### Task description
Pick out all lines of the entries that include the word "France" and copy them.

### Data entries
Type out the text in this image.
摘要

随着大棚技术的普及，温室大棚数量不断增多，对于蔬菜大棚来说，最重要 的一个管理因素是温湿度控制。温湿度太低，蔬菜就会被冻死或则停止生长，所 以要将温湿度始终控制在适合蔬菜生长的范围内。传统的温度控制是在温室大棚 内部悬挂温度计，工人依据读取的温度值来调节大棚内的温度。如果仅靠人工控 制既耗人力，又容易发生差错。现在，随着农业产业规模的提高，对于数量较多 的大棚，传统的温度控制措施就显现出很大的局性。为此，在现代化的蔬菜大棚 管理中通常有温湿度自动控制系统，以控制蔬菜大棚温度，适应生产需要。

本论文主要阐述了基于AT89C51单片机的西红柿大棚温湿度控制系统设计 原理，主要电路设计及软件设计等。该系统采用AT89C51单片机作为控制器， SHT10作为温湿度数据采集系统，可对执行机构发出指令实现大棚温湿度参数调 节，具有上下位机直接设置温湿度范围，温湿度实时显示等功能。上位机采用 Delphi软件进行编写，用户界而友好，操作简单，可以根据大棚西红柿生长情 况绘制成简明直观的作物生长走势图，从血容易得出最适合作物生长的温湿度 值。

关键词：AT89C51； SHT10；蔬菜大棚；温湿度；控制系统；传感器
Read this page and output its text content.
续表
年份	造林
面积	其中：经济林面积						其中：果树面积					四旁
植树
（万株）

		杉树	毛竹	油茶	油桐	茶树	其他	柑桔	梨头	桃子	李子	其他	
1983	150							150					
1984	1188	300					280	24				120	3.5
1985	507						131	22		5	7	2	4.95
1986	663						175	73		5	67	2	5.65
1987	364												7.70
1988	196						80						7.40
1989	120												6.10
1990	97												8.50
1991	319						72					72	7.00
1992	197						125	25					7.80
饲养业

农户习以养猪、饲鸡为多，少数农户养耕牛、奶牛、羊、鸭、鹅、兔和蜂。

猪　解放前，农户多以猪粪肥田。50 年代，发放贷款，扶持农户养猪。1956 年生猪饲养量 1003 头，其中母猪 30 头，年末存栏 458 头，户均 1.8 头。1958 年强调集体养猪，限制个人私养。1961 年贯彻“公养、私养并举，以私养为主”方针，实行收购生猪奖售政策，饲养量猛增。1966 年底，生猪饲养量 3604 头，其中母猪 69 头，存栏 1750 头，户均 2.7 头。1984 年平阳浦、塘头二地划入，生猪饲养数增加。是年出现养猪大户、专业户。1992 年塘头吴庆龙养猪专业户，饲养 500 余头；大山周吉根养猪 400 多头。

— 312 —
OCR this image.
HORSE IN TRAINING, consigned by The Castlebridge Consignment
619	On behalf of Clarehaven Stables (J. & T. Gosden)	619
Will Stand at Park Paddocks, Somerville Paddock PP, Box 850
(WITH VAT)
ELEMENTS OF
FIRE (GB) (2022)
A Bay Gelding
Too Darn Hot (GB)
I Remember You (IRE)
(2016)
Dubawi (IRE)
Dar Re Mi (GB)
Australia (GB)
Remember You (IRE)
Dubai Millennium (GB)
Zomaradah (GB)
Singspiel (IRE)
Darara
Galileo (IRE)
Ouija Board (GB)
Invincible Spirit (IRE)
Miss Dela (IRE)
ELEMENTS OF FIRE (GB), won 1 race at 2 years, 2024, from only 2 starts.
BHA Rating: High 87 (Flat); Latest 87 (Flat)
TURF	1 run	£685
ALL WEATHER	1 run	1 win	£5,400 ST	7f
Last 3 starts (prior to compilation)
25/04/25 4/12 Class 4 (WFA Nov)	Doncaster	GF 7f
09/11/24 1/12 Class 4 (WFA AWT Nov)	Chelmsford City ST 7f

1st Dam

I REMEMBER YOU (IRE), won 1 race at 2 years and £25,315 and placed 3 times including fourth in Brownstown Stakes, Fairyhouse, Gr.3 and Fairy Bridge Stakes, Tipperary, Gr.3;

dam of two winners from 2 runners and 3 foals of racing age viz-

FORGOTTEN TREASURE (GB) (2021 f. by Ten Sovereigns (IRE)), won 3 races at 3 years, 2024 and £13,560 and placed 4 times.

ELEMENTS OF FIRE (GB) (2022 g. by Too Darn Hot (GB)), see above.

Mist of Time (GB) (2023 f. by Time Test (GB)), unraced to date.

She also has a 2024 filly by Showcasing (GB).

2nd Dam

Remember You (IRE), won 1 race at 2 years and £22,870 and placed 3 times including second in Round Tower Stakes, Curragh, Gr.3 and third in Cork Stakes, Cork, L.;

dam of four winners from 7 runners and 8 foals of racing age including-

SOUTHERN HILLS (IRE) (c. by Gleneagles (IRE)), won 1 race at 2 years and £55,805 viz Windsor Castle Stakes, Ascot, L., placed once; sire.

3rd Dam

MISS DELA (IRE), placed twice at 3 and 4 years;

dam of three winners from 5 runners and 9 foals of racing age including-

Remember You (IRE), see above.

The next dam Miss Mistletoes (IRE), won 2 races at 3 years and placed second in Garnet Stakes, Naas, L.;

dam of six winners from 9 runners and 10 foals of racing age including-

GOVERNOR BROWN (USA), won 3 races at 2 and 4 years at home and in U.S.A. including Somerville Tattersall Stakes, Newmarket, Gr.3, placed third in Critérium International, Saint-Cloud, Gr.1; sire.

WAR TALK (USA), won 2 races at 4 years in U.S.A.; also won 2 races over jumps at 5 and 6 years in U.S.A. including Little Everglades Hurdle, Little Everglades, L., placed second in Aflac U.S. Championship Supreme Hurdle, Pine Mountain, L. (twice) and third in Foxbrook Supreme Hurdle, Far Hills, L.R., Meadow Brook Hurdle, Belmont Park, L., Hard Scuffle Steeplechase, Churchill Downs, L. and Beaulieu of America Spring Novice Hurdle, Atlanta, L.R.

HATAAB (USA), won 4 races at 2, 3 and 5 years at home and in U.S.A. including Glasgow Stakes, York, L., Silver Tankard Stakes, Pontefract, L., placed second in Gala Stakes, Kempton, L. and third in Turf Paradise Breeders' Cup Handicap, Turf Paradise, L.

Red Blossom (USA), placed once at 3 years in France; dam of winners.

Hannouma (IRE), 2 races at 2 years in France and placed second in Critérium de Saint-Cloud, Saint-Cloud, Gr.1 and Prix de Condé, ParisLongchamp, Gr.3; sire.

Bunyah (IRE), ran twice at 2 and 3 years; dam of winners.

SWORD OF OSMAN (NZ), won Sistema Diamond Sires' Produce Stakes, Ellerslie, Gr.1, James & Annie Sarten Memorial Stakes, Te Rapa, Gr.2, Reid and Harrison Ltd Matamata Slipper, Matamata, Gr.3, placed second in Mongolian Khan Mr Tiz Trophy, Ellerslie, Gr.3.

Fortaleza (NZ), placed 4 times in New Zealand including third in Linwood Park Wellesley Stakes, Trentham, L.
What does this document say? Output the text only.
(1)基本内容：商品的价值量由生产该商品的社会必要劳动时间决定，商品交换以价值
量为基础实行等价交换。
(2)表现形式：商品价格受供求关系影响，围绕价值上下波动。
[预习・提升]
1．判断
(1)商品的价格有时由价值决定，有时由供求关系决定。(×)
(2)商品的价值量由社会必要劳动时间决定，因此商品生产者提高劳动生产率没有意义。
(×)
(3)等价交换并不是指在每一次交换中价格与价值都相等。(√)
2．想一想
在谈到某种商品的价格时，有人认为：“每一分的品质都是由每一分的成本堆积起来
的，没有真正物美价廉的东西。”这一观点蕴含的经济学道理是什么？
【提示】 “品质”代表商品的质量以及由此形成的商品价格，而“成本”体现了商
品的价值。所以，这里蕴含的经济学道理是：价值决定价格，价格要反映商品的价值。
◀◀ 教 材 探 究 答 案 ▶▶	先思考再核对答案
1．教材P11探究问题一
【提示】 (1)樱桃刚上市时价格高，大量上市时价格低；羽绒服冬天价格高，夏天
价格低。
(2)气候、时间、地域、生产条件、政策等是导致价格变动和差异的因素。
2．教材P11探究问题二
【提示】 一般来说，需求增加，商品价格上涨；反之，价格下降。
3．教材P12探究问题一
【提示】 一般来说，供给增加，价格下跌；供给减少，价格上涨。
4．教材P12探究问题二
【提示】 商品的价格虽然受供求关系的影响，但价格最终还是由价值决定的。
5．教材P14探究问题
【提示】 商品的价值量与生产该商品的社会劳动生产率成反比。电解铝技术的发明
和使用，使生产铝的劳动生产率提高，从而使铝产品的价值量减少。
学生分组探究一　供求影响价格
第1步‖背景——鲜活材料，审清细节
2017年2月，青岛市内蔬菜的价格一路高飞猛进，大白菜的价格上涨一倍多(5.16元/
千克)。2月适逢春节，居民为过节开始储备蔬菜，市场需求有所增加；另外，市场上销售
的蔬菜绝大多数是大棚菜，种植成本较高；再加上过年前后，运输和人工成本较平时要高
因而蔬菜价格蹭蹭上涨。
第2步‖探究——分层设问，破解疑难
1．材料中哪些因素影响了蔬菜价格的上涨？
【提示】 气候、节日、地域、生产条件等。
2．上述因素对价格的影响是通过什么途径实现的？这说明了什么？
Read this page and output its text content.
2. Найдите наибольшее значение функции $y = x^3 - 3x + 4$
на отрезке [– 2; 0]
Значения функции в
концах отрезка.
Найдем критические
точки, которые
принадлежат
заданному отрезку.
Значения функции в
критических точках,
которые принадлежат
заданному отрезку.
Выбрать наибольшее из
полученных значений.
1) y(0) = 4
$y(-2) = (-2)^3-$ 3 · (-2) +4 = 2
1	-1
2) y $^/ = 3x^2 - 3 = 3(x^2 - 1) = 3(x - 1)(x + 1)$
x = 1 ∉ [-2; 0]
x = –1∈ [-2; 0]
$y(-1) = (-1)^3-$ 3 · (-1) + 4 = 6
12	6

### Full solution
Red Blossom (USA), placed once at 3 years in France; dam of winners.
Hannouma (IRE), 2 races at 2 years in France and placed second in Critérium de Saint-Cloud, Saint-Cloud, Gr.1 and Prix de Condé, ParisLongchamp, Gr.3; sire.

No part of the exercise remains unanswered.